Records from a data collection:
= = =
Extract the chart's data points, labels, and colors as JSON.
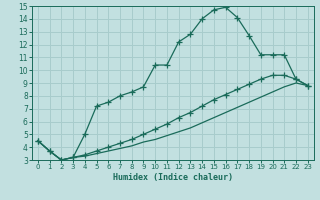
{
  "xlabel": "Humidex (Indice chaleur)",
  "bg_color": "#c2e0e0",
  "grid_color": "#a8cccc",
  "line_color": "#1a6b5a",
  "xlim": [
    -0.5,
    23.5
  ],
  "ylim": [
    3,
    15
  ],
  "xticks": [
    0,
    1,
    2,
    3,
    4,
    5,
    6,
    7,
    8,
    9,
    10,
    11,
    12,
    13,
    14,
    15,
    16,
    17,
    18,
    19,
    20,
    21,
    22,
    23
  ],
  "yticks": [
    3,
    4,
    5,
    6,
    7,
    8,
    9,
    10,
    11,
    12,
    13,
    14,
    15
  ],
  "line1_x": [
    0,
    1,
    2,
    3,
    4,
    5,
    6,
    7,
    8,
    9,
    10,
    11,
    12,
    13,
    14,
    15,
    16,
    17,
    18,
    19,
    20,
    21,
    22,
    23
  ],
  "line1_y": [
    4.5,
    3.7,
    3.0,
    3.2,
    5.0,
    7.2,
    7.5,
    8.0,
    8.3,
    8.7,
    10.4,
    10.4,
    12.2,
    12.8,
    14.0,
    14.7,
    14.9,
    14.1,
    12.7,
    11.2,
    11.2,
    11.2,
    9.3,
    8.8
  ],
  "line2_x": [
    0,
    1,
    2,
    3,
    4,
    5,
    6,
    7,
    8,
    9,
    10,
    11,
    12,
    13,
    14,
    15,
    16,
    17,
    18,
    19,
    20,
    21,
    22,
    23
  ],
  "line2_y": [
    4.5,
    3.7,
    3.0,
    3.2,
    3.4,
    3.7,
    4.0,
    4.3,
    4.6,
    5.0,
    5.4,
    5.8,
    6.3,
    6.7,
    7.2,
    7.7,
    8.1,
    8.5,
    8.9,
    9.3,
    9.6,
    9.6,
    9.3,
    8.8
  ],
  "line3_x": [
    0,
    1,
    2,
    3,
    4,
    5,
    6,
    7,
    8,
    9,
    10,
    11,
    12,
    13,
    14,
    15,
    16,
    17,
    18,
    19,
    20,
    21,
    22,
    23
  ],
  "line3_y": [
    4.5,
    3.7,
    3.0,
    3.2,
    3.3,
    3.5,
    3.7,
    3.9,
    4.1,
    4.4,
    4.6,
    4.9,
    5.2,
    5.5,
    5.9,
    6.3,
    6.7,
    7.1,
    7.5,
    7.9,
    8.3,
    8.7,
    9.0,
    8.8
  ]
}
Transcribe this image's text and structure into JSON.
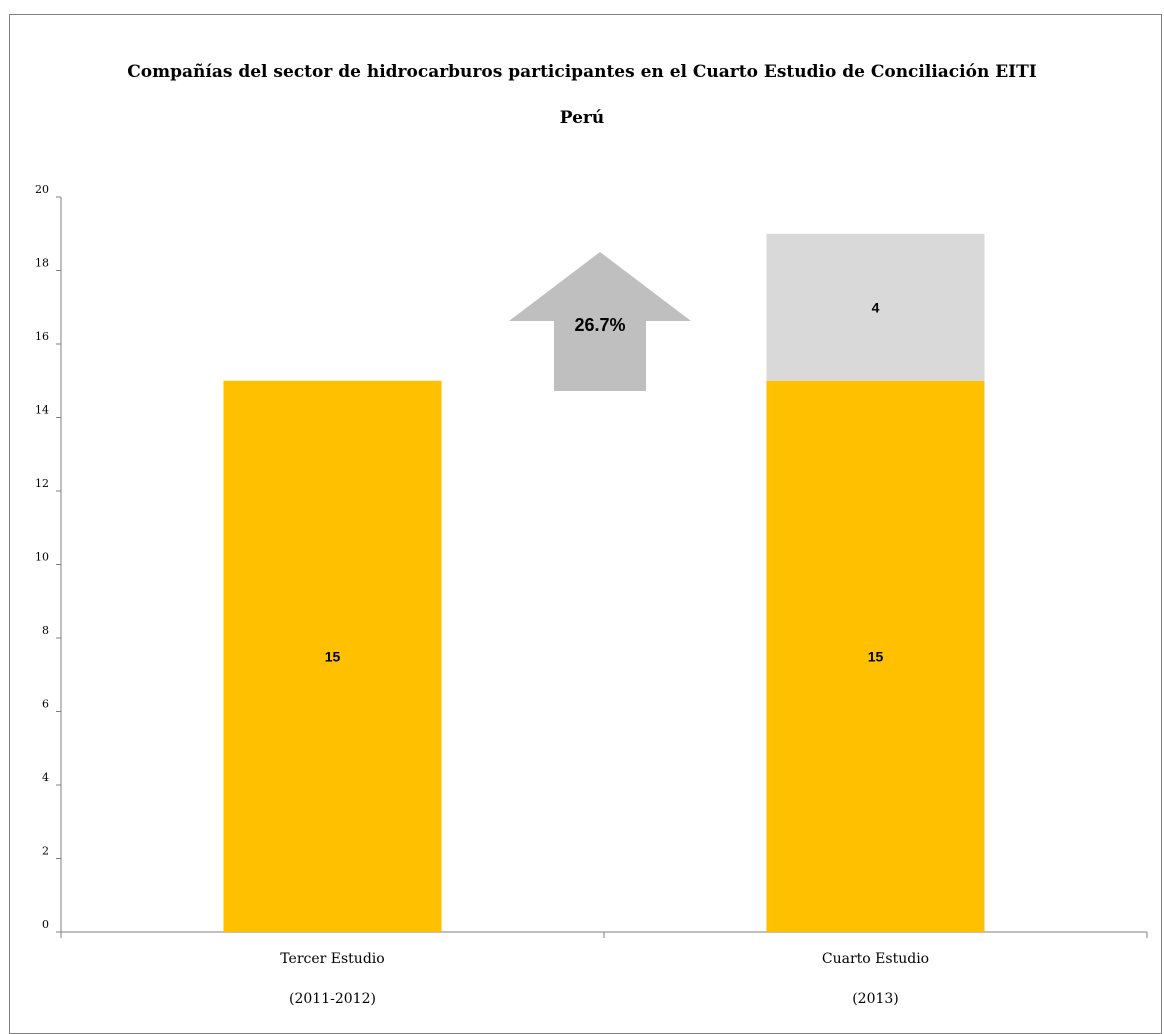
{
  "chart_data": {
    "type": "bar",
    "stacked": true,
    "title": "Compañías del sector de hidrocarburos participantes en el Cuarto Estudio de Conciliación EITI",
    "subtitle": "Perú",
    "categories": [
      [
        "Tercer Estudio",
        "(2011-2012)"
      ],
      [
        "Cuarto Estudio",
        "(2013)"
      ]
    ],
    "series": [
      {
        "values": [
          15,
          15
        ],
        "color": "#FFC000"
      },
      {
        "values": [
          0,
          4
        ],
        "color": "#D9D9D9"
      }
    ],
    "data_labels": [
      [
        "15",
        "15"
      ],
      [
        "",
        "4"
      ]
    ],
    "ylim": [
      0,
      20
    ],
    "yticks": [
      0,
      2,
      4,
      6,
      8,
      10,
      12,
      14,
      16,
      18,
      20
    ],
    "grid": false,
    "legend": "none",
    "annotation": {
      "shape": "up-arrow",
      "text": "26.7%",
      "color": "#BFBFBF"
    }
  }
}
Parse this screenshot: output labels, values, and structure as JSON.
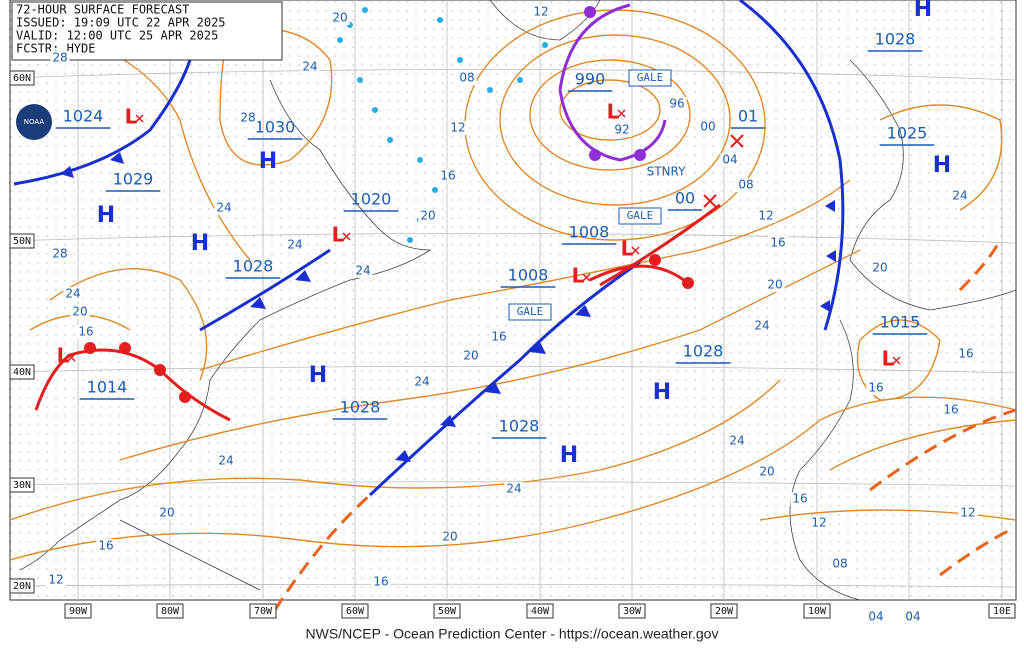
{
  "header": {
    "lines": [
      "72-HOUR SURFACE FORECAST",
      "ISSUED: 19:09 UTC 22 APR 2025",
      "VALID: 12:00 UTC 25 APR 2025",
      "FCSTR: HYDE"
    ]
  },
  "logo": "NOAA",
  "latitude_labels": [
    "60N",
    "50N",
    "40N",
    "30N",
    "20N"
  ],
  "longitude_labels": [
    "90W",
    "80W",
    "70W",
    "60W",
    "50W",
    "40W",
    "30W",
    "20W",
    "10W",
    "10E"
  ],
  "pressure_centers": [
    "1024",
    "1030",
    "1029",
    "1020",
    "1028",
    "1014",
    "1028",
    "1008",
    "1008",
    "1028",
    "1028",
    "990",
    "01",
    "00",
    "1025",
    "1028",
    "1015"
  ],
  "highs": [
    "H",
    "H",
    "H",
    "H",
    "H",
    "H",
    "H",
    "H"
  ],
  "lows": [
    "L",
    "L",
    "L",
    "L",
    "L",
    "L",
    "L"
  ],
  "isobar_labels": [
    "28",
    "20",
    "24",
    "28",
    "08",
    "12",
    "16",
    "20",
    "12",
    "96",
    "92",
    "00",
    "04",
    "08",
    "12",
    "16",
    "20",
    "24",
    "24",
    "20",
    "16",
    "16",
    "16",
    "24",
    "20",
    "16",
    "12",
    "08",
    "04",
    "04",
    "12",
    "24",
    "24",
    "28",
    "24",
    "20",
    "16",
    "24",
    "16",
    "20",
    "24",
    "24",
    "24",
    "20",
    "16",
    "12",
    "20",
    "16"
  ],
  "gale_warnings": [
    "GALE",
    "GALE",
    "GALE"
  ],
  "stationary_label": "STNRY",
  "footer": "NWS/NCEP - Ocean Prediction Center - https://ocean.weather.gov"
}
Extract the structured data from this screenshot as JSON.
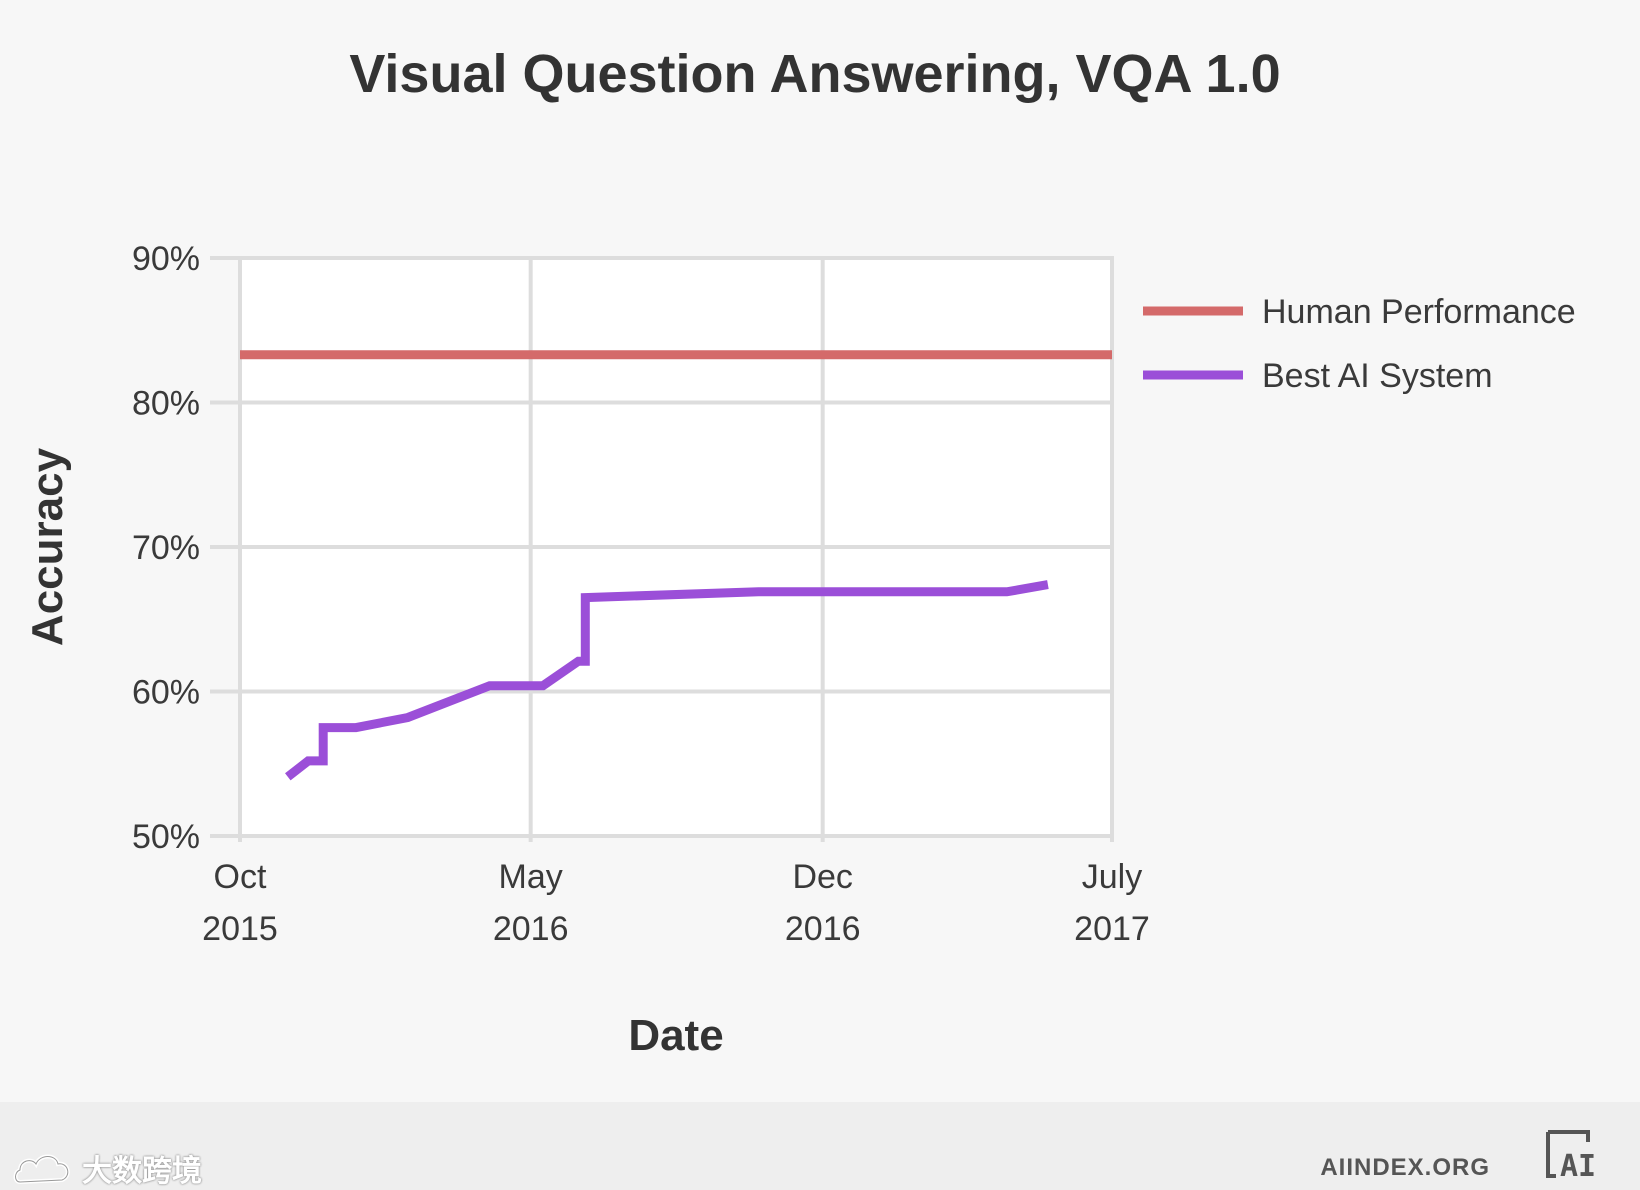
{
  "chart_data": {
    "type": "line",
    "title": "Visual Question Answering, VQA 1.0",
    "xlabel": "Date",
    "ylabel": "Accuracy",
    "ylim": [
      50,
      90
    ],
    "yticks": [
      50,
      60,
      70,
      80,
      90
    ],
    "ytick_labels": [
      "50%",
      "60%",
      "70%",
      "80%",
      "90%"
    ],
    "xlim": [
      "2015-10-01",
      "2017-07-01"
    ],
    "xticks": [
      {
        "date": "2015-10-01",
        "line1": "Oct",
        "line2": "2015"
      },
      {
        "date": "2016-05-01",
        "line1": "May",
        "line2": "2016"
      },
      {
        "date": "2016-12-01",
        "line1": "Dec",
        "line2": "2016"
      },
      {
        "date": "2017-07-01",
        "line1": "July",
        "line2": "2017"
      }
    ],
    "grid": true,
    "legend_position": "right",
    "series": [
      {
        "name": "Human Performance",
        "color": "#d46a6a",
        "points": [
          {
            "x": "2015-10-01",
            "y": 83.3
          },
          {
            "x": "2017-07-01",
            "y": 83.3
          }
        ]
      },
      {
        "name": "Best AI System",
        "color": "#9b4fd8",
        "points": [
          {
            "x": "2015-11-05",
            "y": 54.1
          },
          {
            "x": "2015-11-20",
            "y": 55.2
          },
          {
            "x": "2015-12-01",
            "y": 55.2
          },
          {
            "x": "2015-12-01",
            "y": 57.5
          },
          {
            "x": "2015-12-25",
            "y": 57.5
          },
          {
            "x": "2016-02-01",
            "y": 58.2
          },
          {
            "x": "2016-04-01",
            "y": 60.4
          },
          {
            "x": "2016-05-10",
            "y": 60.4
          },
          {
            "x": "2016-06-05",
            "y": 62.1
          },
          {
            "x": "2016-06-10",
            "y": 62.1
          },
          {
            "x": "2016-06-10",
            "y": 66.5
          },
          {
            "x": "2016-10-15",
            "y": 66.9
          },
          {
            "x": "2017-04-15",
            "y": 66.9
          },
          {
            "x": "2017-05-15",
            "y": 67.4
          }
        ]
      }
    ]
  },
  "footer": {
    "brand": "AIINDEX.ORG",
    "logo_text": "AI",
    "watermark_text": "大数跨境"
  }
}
= = =
Task instructions: Collect each line above holding the string "screenshot".

The solution:
Parse this screenshot: output labels, values, and structure as JSON.
Extract the structured data from this screenshot as JSON.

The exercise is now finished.